- **What the exercise asks**: Each record must be retyped in full. No character may differ.

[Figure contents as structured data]

+---+

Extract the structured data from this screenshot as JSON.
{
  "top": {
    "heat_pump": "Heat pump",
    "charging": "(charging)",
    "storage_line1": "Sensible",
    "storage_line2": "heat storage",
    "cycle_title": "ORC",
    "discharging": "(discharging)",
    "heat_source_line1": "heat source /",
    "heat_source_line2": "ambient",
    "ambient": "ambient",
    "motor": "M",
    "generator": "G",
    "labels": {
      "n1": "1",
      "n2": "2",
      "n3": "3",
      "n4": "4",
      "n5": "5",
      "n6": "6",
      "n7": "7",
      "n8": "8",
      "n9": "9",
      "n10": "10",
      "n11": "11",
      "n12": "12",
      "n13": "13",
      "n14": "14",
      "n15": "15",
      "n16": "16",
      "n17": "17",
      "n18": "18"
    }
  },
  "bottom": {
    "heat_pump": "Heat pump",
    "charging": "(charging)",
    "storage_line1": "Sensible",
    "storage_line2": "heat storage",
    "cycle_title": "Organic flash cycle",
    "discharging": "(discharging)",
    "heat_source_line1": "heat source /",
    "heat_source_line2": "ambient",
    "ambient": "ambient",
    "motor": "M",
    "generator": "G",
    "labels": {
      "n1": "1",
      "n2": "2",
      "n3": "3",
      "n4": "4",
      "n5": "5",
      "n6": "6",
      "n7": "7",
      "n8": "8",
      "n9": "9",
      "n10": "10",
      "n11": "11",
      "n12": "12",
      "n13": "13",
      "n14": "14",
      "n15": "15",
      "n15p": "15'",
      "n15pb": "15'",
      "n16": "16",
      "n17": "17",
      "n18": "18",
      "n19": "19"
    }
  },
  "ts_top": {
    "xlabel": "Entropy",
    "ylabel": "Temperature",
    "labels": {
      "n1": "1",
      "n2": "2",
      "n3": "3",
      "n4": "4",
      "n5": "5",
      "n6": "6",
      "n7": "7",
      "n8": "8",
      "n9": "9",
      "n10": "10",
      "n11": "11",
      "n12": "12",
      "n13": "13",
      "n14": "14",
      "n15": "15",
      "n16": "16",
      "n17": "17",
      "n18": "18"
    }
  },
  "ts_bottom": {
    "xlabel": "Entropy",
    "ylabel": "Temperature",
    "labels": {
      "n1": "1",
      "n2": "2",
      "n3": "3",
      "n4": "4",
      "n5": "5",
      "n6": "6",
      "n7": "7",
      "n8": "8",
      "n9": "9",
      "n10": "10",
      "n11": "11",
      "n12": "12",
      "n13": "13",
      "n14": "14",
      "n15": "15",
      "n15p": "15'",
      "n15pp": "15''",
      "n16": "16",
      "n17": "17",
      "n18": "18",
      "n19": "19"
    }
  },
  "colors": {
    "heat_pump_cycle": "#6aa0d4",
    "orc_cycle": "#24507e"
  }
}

+---+

- **Written response**:
Extract the structured data from this screenshot as JSON.
{
  "top": {
    "heat_pump": "Heat pump",
    "charging": "(charging)",
    "storage_line1": "Sensible",
    "storage_line2": "heat storage",
    "cycle_title": "ORC",
    "discharging": "(discharging)",
    "heat_source_line1": "heat source /",
    "heat_source_line2": "ambient",
    "ambient": "ambient",
    "motor": "M",
    "generator": "G",
    "labels": {
      "n1": "1",
      "n2": "2",
      "n3": "3",
      "n4": "4",
      "n5": "5",
      "n6": "6",
      "n7": "7",
      "n8": "8",
      "n9": "9",
      "n10": "10",
      "n11": "11",
      "n12": "12",
      "n13": "13",
      "n14": "14",
      "n15": "15",
      "n16": "16",
      "n17": "17",
      "n18": "18"
    }
  },
  "bottom": {
    "heat_pump": "Heat pump",
    "charging": "(charging)",
    "storage_line1": "Sensible",
    "storage_line2": "heat storage",
    "cycle_title": "Organic flash cycle",
    "discharging": "(discharging)",
    "heat_source_line1": "heat source /",
    "heat_source_line2": "ambient",
    "ambient": "ambient",
    "motor": "M",
    "generator": "G",
    "labels": {
      "n1": "1",
      "n2": "2",
      "n3": "3",
      "n4": "4",
      "n5": "5",
      "n6": "6",
      "n7": "7",
      "n8": "8",
      "n9": "9",
      "n10": "10",
      "n11": "11",
      "n12": "12",
      "n13": "13",
      "n14": "14",
      "n15": "15",
      "n15p": "15'",
      "n15pb": "15'",
      "n16": "16",
      "n17": "17",
      "n18": "18",
      "n19": "19"
    }
  },
  "ts_top": {
    "xlabel": "Entropy",
    "ylabel": "Temperature",
    "labels": {
      "n1": "1",
      "n2": "2",
      "n3": "3",
      "n4": "4",
      "n5": "5",
      "n6": "6",
      "n7": "7",
      "n8": "8",
      "n9": "9",
      "n10": "10",
      "n11": "11",
      "n12": "12",
      "n13": "13",
      "n14": "14",
      "n15": "15",
      "n16": "16",
      "n17": "17",
      "n18": "18"
    }
  },
  "ts_bottom": {
    "xlabel": "Entropy",
    "ylabel": "Temperature",
    "labels": {
      "n1": "1",
      "n2": "2",
      "n3": "3",
      "n4": "4",
      "n5": "5",
      "n6": "6",
      "n7": "7",
      "n8": "8",
      "n9": "9",
      "n10": "10",
      "n11": "11",
      "n12": "12",
      "n13": "13",
      "n14": "14",
      "n15": "15",
      "n15p": "15'",
      "n15pp": "15''",
      "n16": "16",
      "n17": "17",
      "n18": "18",
      "n19": "19"
    }
  },
  "colors": {
    "heat_pump_cycle": "#6aa0d4",
    "orc_cycle": "#24507e"
  }
}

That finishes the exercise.